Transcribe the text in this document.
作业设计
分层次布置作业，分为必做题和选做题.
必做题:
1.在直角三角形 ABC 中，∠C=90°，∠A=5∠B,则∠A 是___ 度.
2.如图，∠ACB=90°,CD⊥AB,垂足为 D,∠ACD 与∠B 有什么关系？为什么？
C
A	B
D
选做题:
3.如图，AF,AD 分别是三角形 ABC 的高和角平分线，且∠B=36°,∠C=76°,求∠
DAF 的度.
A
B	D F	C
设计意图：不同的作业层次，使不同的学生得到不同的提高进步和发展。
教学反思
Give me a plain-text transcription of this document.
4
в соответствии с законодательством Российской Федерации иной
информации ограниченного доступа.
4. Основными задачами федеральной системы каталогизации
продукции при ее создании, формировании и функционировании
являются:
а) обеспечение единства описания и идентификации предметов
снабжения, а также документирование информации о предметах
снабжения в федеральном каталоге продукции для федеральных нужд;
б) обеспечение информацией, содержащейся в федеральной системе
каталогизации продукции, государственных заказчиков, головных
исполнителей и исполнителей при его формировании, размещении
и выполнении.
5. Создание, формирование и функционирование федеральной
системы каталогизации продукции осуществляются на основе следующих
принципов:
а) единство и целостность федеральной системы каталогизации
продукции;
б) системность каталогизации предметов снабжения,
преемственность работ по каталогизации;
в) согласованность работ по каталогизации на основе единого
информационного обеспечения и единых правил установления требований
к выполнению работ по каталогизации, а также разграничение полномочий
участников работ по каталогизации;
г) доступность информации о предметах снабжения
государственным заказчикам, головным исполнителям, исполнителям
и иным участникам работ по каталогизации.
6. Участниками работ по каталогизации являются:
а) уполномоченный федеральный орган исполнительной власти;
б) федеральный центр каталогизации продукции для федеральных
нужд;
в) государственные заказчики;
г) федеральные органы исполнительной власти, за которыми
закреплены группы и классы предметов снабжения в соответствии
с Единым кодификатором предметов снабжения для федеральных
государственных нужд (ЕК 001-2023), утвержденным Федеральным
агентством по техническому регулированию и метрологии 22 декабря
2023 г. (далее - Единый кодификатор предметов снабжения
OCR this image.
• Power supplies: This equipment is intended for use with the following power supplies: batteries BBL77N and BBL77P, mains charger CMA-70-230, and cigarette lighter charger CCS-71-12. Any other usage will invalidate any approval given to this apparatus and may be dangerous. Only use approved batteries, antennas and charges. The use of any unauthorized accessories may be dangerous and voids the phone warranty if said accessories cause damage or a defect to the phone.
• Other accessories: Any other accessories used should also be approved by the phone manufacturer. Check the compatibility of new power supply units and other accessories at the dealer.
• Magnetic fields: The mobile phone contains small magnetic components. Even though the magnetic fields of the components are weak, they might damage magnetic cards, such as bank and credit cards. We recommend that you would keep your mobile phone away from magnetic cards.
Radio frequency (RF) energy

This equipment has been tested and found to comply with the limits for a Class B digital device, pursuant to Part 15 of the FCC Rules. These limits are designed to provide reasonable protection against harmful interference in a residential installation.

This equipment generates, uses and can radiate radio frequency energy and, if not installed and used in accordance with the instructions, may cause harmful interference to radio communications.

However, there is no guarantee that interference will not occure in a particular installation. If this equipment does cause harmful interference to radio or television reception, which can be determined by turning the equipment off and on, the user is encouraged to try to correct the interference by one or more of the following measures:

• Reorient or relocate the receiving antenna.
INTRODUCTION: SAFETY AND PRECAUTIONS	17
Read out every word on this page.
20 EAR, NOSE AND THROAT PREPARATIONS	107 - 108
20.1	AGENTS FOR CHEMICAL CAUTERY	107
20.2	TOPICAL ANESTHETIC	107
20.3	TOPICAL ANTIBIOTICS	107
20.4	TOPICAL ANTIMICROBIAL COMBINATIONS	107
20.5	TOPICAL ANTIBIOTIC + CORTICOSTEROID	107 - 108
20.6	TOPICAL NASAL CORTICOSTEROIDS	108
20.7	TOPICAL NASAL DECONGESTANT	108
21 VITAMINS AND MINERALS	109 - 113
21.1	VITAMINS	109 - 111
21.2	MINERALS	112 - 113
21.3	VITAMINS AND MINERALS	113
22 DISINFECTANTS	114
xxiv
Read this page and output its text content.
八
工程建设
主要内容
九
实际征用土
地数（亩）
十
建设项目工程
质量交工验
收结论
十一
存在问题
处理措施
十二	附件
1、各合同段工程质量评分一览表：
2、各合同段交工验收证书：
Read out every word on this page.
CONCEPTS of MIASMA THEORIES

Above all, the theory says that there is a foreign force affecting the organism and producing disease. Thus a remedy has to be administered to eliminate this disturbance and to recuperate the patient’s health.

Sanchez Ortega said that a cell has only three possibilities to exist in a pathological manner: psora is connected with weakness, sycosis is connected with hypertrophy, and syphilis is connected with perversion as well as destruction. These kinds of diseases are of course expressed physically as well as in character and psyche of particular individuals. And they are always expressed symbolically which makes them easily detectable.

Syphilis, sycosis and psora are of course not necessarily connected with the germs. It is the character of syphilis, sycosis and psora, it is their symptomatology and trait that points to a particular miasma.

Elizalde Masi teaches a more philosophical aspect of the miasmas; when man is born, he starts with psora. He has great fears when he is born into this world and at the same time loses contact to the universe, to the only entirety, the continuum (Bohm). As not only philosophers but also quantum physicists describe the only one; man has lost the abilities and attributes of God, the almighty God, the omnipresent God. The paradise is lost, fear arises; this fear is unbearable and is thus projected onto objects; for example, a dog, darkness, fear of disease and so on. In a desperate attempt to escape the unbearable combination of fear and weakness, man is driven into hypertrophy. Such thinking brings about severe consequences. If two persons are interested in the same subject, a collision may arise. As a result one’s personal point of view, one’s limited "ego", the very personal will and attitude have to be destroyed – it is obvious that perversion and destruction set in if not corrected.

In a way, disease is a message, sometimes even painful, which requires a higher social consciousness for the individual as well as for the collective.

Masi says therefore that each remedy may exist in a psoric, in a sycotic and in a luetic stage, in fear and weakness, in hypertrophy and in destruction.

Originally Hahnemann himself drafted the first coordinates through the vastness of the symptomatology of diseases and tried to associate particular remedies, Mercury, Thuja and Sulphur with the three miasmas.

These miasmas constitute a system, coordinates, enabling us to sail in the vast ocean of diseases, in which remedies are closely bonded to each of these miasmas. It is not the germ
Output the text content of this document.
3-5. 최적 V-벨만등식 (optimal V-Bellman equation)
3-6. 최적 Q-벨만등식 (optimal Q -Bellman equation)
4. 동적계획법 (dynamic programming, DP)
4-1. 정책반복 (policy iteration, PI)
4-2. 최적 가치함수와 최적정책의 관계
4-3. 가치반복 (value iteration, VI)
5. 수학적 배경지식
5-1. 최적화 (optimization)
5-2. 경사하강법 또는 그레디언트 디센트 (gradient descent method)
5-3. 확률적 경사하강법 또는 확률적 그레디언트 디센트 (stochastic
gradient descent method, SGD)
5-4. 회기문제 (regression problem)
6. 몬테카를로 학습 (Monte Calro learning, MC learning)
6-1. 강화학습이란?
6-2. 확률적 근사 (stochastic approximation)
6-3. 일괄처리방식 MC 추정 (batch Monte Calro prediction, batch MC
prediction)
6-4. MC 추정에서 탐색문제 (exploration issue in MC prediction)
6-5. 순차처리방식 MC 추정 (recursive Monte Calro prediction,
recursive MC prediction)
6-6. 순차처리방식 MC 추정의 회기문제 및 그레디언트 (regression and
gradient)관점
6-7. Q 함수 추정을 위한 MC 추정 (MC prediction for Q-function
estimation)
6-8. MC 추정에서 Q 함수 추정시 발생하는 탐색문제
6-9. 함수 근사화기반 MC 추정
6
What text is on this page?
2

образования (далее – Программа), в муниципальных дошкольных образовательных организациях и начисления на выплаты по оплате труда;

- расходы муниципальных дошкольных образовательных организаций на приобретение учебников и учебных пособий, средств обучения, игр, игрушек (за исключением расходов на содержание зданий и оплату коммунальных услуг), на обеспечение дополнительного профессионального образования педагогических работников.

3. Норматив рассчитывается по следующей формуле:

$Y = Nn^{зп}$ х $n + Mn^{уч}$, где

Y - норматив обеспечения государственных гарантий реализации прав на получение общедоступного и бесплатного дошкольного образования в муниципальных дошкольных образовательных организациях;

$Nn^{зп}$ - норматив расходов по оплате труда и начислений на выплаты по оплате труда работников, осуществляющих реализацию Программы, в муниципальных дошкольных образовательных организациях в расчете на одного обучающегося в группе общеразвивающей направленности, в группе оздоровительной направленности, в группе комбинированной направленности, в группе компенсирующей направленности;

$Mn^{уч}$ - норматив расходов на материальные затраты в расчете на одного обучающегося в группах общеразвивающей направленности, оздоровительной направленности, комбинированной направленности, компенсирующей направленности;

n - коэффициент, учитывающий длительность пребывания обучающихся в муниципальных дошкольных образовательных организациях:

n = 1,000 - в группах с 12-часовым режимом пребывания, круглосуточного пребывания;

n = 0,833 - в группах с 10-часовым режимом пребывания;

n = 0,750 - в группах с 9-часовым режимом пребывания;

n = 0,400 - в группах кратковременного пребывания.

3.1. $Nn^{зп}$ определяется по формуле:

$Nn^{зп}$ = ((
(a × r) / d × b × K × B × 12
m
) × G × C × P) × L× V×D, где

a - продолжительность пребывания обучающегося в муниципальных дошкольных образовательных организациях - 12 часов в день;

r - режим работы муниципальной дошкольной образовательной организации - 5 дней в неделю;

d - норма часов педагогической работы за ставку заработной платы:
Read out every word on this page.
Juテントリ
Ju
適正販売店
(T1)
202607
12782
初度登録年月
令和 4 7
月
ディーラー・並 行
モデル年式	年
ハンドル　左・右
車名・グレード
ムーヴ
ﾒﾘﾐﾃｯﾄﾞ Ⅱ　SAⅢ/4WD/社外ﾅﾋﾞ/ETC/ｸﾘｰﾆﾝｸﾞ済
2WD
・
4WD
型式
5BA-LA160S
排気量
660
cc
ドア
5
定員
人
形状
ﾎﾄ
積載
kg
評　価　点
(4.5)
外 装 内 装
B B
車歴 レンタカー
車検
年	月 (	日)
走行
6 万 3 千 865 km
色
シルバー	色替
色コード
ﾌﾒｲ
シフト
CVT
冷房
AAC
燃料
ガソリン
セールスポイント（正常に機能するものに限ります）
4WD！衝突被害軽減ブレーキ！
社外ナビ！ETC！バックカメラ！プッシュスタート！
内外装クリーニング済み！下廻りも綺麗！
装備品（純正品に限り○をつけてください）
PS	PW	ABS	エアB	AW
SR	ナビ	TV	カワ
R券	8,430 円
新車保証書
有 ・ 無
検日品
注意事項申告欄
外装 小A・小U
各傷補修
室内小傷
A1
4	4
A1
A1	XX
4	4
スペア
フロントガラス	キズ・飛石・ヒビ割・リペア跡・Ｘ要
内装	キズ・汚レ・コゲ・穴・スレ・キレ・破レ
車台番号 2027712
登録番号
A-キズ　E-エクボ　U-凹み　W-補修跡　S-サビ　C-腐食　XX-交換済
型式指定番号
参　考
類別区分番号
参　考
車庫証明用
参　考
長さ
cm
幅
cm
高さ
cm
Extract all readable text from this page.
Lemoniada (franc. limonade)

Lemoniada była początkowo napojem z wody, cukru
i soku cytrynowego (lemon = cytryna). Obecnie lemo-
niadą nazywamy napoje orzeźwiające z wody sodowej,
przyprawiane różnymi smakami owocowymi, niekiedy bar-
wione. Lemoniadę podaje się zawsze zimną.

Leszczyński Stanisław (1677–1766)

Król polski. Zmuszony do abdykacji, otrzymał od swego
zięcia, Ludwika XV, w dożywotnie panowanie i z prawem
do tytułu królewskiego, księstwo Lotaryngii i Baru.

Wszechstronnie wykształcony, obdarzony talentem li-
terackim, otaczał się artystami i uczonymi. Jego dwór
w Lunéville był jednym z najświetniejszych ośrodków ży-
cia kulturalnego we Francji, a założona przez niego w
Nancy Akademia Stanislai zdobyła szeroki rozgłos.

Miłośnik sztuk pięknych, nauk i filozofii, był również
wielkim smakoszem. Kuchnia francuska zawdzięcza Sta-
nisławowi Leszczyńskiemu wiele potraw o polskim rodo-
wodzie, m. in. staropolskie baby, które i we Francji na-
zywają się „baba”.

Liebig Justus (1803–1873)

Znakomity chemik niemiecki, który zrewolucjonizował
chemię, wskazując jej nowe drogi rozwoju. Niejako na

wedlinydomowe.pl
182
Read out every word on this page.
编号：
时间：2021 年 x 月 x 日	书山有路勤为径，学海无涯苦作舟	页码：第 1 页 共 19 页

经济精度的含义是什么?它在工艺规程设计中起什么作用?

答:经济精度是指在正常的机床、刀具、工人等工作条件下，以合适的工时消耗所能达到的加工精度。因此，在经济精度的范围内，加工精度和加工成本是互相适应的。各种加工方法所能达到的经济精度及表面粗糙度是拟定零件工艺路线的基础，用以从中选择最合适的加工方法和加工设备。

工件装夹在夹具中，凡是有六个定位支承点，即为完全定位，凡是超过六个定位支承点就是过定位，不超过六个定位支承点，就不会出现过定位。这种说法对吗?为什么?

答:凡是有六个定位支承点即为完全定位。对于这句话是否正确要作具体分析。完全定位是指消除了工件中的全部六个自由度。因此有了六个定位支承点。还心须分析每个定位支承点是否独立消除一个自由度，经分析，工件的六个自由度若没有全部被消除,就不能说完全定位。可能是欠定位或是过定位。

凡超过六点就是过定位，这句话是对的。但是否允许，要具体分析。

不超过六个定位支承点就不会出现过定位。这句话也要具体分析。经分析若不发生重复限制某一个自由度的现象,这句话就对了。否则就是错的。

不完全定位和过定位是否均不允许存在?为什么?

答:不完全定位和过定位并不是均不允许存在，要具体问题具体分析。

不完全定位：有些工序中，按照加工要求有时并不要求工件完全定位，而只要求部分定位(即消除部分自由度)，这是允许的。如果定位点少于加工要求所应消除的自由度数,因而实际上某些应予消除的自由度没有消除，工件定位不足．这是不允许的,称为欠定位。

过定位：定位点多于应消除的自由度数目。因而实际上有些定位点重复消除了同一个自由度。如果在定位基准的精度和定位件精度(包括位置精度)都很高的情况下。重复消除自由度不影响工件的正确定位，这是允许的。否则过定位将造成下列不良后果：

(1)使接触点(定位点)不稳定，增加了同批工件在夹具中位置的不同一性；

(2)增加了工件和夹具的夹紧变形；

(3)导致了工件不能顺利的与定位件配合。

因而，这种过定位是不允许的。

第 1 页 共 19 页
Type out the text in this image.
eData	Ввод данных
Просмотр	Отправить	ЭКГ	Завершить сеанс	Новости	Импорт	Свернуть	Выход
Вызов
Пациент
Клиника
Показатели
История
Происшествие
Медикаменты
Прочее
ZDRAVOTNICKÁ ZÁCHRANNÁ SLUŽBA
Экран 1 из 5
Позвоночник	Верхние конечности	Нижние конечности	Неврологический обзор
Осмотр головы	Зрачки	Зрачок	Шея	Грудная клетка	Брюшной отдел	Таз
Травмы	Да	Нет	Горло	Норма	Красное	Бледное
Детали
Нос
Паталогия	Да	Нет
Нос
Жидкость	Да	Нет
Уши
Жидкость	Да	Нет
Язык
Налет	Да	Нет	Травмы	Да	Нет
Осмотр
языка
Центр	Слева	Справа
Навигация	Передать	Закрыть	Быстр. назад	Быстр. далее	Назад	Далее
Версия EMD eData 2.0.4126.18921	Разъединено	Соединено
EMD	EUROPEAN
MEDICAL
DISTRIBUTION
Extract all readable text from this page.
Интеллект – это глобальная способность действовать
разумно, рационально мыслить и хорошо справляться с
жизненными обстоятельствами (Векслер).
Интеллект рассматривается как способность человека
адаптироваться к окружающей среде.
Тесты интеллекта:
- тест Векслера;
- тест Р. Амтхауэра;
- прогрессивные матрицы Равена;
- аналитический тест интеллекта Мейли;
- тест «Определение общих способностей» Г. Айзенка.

==================================================

## WORK INSTRUCTIONS
Go through the material and copy out every line with "used" in it.

## WORKED SOLUTION
• Other accessories: Any other accessories used should also be approved by the phone manufacturer. Check the compatibility of new power supply units and other accessories at the dealer.
This equipment generates, uses and can radiate radio frequency energy and, if not installed and used in accordance with the instructions, may cause harmful interference to radio communications.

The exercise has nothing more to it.